++++ Okuma Metni ++++

Batının koyduğu kurallar ve inanç sistemini, bilim diye bize de pazarlıyorlar. Batıdan çok batıcı, bilim bilim diyerek bilim yapılacağını sanan bir zihniyet zuhur ettiğini, bunun bizi hak ve hakikatten uzaklaştırdığını fark edin artık! İngilizce öğreten adamın, ilahiyatçının bile kendini bilim adamı olarak tanımladığı, Kur'an ve Sünnet'i bile batının ifsatlarıyla doğrulamaya kalkan korkunç bir zihin türediğini ve karanlığa savrulduğumuzu bilin artık!

ŞEHİR

Mütekebbir, müstağni, mağrur beton yığınlarının içinde İstanbul'u, Bursa'yı, İzmir'i, Ankara'yı ,Konya'yı, Kayseri'yi, Erzurum'u kaybettik. Dahası şehir kalması ortada. Batı kentlerine çevrildi her yer. Rahmetli Turgut Cansever hoca, benden Konya'daki tarihi dokunun resimlerini istemişti. Götürdüğümde ağladı ve “kürüyün burayı da, burası Selçuklunun payitahtı idi demeyelim bari” demişti. Dünya mimarlar birliği başkanı ise aynı yıllarda, “Kimse bana, İstanbul'u, Mimar Sinan'ın torunları bu hale getirdi, dedirtemez” demişti. Yeterin artık. Yüksek katlı hapishaneler kurdurmayın şehrin en güzel yerlerine. Şehirlerimizi geri verin!

Tarihi mekânları benzeri az görülür şekilde ihya ettiniz. Ama ya yeni yaptıklarınız? Bir bakın bakalım, ihyası için uğraştıklarınızla bir ilişkisi var mı? 100 yıllığı 500 yıllığı restore ederken, 50 yıllığın enkaza dönüştüğünü ne zaman göreceksiniz?

TEKNOLOJİ - MEDYA

Mobil çılgınlığı nefeslerimizi kesecek, bağlarımızı koparacak, değerlerimizi sarsacak düzeylere ulaştı. Bir de buna öğrencilerin tabletlendirerek teşvikini eklemeli. Her kablosuz bağlantı, sadece insan bedenine inan bir darbe. Özellikle de minik bedenlere. Tablet veya cep hapishaneler üretme modasından kurtulun. 3-4,5-5G yani G'ler milletin beynini gaylendiriyor, cebini deliyor. Çocukları hayattan ve hakikatten koparıyor. Teknoloji kullanıcısı olmak, batı kültürüne kendini sömürtmektir. 78 milyon, bir işletim sistemi, kendi arama motoru, kendi sosyal medyası, SAR değeri düşük teknoloji üretmekten aciz mi? Değil! Eksik olanı tamamlayın artık!

++++ Veri Satırları ++++

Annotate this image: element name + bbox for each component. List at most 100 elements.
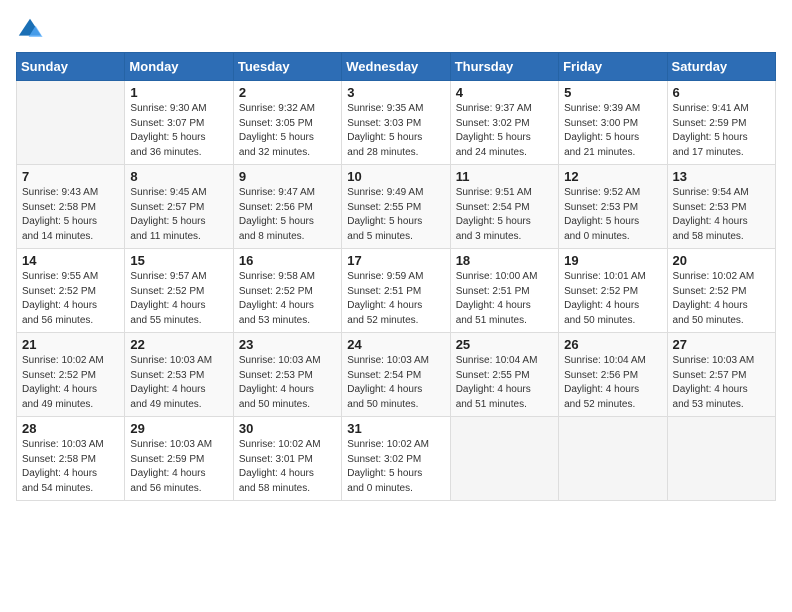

++++

# İstenen Görevler
#1 Aşağıdaki ifadelerin yukarıdaki okuma metniyle uyuşup uyuşmadığını belirtin. Her ifade için evet ya da hayır deyin ve kararı belirleyen sözleri metinden birebir alıntılayın.
(a) Turgut Cansever, Konya'daki tarihi dokunun resimlerini istemiştir.
(b) Dünya mimarlar birliği başkanının sözleri İzmir hakkındadır.
(c) Okuma metnine göre 78 milyon, bir işletim sistemi üretmekten aciz değildir.
#2 Okuma metninde "TEKNOLOJİ - MEDYA" sözleriyle başlayıp "olanı tamamlayın artık!" sözleriyle biten bölümü eksiksiz olarak yazın.

# Çözümler
#1
(a) Evet: "Rahmetli Turgut Cansever hoca, benden Konya'daki tarihi dokunun resimlerini istemişti."
(b) Hayır: "Kimse bana, İstanbul'u, Mimar Sinan'ın torunları bu hale getirdi, dedirtemez"
(c) Evet: "78 milyon, bir işletim sistemi, kendi arama motoru, kendi sosyal medyası, SAR değeri düşük teknoloji üretmekten aciz mi? Değil!"

#2
TEKNOLOJİ - MEDYA

Mobil çılgınlığı nefeslerimizi kesecek, bağlarımızı koparacak, değerlerimizi sarsacak düzeylere ulaştı. Bir de buna öğrencilerin tabletlendirerek teşvikini eklemeli. Her kablosuz bağlantı, sadece insan bedenine inan bir darbe. Özellikle de minik bedenlere. Tablet veya cep hapishaneler üretme modasından kurtulun. 3-4,5-5G yani G'ler milletin beynini gaylendiriyor, cebini deliyor. Çocukları hayattan ve hakikatten koparıyor. Teknoloji kullanıcısı olmak, batı kültürüne kendini sömürtmektir. 78 milyon, bir işletim sistemi, kendi arama motoru, kendi sosyal medyası, SAR değeri düşük teknoloji üretmekten aciz mi? Değil! Eksik olanı tamamlayın artık!